> Do this
Reproduce all records exactly.

> Data rows
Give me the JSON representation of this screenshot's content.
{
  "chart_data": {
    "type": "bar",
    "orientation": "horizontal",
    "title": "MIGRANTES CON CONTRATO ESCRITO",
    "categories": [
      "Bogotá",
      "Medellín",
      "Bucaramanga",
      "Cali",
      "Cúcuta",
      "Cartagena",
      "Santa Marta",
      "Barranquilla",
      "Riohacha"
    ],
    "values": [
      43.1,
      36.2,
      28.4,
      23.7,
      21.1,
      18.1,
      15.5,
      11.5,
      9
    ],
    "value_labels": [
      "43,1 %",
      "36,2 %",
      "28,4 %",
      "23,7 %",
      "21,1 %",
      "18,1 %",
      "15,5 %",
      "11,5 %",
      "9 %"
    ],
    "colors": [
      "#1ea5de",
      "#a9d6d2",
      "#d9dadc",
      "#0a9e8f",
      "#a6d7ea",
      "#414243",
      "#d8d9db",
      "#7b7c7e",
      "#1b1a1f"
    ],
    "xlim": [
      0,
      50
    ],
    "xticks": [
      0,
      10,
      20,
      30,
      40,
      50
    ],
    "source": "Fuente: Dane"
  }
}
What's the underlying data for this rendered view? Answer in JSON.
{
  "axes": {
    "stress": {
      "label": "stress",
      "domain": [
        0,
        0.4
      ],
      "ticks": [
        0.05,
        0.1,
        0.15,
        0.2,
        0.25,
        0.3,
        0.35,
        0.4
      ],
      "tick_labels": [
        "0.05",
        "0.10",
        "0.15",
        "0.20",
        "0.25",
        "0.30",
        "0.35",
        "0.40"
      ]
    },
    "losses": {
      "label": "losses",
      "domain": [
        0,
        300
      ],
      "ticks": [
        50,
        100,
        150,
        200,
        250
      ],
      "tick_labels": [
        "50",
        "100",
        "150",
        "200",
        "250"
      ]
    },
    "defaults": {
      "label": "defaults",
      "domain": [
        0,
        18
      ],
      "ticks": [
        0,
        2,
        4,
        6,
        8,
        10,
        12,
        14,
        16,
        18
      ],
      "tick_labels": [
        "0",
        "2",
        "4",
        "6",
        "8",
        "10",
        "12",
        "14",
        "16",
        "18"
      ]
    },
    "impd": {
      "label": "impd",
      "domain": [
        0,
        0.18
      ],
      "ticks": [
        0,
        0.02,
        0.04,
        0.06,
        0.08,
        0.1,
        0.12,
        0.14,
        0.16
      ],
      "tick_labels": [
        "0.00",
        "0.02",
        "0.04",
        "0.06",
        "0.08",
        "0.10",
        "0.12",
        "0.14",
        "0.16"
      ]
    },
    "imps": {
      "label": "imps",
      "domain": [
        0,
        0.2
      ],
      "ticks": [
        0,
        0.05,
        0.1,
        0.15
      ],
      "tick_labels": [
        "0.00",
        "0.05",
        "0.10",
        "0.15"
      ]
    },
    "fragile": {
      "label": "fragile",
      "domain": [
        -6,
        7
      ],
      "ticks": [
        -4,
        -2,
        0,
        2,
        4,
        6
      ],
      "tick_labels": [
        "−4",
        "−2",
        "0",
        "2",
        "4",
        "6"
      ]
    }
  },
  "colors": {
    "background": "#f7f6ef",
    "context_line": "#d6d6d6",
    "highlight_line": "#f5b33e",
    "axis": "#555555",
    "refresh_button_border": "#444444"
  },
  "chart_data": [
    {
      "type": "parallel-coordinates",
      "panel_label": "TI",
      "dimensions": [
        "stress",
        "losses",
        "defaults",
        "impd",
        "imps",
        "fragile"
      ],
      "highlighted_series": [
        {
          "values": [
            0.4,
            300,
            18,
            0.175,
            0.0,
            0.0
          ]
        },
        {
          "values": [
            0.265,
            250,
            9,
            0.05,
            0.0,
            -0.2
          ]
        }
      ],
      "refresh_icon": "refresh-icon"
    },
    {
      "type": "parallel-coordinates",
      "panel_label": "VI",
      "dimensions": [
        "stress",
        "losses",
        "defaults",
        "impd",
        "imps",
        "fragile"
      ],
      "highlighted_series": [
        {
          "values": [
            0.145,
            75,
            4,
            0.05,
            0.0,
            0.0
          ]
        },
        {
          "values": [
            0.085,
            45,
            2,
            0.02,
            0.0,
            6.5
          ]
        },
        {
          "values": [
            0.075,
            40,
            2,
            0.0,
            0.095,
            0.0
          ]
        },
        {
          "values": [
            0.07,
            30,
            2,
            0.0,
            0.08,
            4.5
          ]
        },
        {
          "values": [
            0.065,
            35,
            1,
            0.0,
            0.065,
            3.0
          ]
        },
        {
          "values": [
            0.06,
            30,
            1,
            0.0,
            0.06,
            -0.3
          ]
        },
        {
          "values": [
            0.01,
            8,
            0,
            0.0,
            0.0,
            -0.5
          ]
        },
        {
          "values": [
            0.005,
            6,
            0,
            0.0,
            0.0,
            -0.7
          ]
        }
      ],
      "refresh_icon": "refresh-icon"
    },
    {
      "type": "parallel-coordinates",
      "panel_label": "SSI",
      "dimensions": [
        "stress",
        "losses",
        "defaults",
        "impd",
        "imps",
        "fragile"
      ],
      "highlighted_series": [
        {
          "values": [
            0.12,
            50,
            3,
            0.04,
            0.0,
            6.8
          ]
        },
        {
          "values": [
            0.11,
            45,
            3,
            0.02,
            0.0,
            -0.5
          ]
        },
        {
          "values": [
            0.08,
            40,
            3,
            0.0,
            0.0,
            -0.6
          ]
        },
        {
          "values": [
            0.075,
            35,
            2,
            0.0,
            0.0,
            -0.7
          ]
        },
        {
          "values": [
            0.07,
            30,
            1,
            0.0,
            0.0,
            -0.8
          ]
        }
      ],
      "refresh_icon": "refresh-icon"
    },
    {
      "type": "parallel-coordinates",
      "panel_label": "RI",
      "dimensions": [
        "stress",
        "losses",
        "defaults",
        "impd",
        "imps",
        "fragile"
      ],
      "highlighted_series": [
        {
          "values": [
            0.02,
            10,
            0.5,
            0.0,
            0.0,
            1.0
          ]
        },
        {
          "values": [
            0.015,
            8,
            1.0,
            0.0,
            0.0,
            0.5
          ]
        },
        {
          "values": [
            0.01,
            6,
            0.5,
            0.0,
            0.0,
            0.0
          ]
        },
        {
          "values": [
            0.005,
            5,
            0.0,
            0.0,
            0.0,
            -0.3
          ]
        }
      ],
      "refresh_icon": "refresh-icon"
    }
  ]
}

> The reply
Give me the JSON representation of this screenshot's content.
{
  "chart_data": {
    "type": "bar",
    "orientation": "horizontal",
    "title": "MIGRANTES CON CONTRATO ESCRITO",
    "categories": [
      "Bogotá",
      "Medellín",
      "Bucaramanga",
      "Cali",
      "Cúcuta",
      "Cartagena",
      "Santa Marta",
      "Barranquilla",
      "Riohacha"
    ],
    "values": [
      43.1,
      36.2,
      28.4,
      23.7,
      21.1,
      18.1,
      15.5,
      11.5,
      9
    ],
    "value_labels": [
      "43,1 %",
      "36,2 %",
      "28,4 %",
      "23,7 %",
      "21,1 %",
      "18,1 %",
      "15,5 %",
      "11,5 %",
      "9 %"
    ],
    "colors": [
      "#1ea5de",
      "#a9d6d2",
      "#d9dadc",
      "#0a9e8f",
      "#a6d7ea",
      "#414243",
      "#d8d9db",
      "#7b7c7e",
      "#1b1a1f"
    ],
    "xlim": [
      0,
      50
    ],
    "xticks": [
      0,
      10,
      20,
      30,
      40,
      50
    ],
    "source": "Fuente: Dane"
  }
}
What's the underlying data for this rendered view? Answer in JSON.
{
  "axes": {
    "stress": {
      "label": "stress",
      "domain": [
        0,
        0.4
      ],
      "ticks": [
        0.05,
        0.1,
        0.15,
        0.2,
        0.25,
        0.3,
        0.35,
        0.4
      ],
      "tick_labels": [
        "0.05",
        "0.10",
        "0.15",
        "0.20",
        "0.25",
        "0.30",
        "0.35",
        "0.40"
      ]
    },
    "losses": {
      "label": "losses",
      "domain": [
        0,
        300
      ],
      "ticks": [
        50,
        100,
        150,
        200,
        250
      ],
      "tick_labels": [
        "50",
        "100",
        "150",
        "200",
        "250"
      ]
    },
    "defaults": {
      "label": "defaults",
      "domain": [
        0,
        18
      ],
      "ticks": [
        0,
        2,
        4,
        6,
        8,
        10,
        12,
        14,
        16,
        18
      ],
      "tick_labels": [
        "0",
        "2",
        "4",
        "6",
        "8",
        "10",
        "12",
        "14",
        "16",
        "18"
      ]
    },
    "impd": {
      "label": "impd",
      "domain": [
        0,
        0.18
      ],
      "ticks": [
        0,
        0.02,
        0.04,
        0.06,
        0.08,
        0.1,
        0.12,
        0.14,
        0.16
      ],
      "tick_labels": [
        "0.00",
        "0.02",
        "0.04",
        "0.06",
        "0.08",
        "0.10",
        "0.12",
        "0.14",
        "0.16"
      ]
    },
    "imps": {
      "label": "imps",
      "domain": [
        0,
        0.2
      ],
      "ticks": [
        0,
        0.05,
        0.1,
        0.15
      ],
      "tick_labels": [
        "0.00",
        "0.05",
        "0.10",
        "0.15"
      ]
    },
    "fragile": {
      "label": "fragile",
      "domain": [
        -6,
        7
      ],
      "ticks": [
        -4,
        -2,
        0,
        2,
        4,
        6
      ],
      "tick_labels": [
        "−4",
        "−2",
        "0",
        "2",
        "4",
        "6"
      ]
    }
  },
  "colors": {
    "background": "#f7f6ef",
    "context_line": "#d6d6d6",
    "highlight_line": "#f5b33e",
    "axis": "#555555",
    "refresh_button_border": "#444444"
  },
  "chart_data": [
    {
      "type": "parallel-coordinates",
      "panel_label": "TI",
      "dimensions": [
        "stress",
        "losses",
        "defaults",
        "impd",
        "imps",
        "fragile"
      ],
      "highlighted_series": [
        {
          "values": [
            0.4,
            300,
            18,
            0.175,
            0.0,
            0.0
          ]
        },
        {
          "values": [
            0.265,
            250,
            9,
            0.05,
            0.0,
            -0.2
          ]
        }
      ],
      "refresh_icon": "refresh-icon"
    },
    {
      "type": "parallel-coordinates",
      "panel_label": "VI",
      "dimensions": [
        "stress",
        "losses",
        "defaults",
        "impd",
        "imps",
        "fragile"
      ],
      "highlighted_series": [
        {
          "values": [
            0.145,
            75,
            4,
            0.05,
            0.0,
            0.0
          ]
        },
        {
          "values": [
            0.085,
            45,
            2,
            0.02,
            0.0,
            6.5
          ]
        },
        {
          "values": [
            0.075,
            40,
            2,
            0.0,
            0.095,
            0.0
          ]
        },
        {
          "values": [
            0.07,
            30,
            2,
            0.0,
            0.08,
            4.5
          ]
        },
        {
          "values": [
            0.065,
            35,
            1,
            0.0,
            0.065,
            3.0
          ]
        },
        {
          "values": [
            0.06,
            30,
            1,
            0.0,
            0.06,
            -0.3
          ]
        },
        {
          "values": [
            0.01,
            8,
            0,
            0.0,
            0.0,
            -0.5
          ]
        },
        {
          "values": [
            0.005,
            6,
            0,
            0.0,
            0.0,
            -0.7
          ]
        }
      ],
      "refresh_icon": "refresh-icon"
    },
    {
      "type": "parallel-coordinates",
      "panel_label": "SSI",
      "dimensions": [
        "stress",
        "losses",
        "defaults",
        "impd",
        "imps",
        "fragile"
      ],
      "highlighted_series": [
        {
          "values": [
            0.12,
            50,
            3,
            0.04,
            0.0,
            6.8
          ]
        },
        {
          "values": [
            0.11,
            45,
            3,
            0.02,
            0.0,
            -0.5
          ]
        },
        {
          "values": [
            0.08,
            40,
            3,
            0.0,
            0.0,
            -0.6
          ]
        },
        {
          "values": [
            0.075,
            35,
            2,
            0.0,
            0.0,
            -0.7
          ]
        },
        {
          "values": [
            0.07,
            30,
            1,
            0.0,
            0.0,
            -0.8
          ]
        }
      ],
      "refresh_icon": "refresh-icon"
    },
    {
      "type": "parallel-coordinates",
      "panel_label": "RI",
      "dimensions": [
        "stress",
        "losses",
        "defaults",
        "impd",
        "imps",
        "fragile"
      ],
      "highlighted_series": [
        {
          "values": [
            0.02,
            10,
            0.5,
            0.0,
            0.0,
            1.0
          ]
        },
        {
          "values": [
            0.015,
            8,
            1.0,
            0.0,
            0.0,
            0.5
          ]
        },
        {
          "values": [
            0.01,
            6,
            0.5,
            0.0,
            0.0,
            0.0
          ]
        },
        {
          "values": [
            0.005,
            5,
            0.0,
            0.0,
            0.0,
            -0.3
          ]
        }
      ],
      "refresh_icon": "refresh-icon"
    }
  ]
}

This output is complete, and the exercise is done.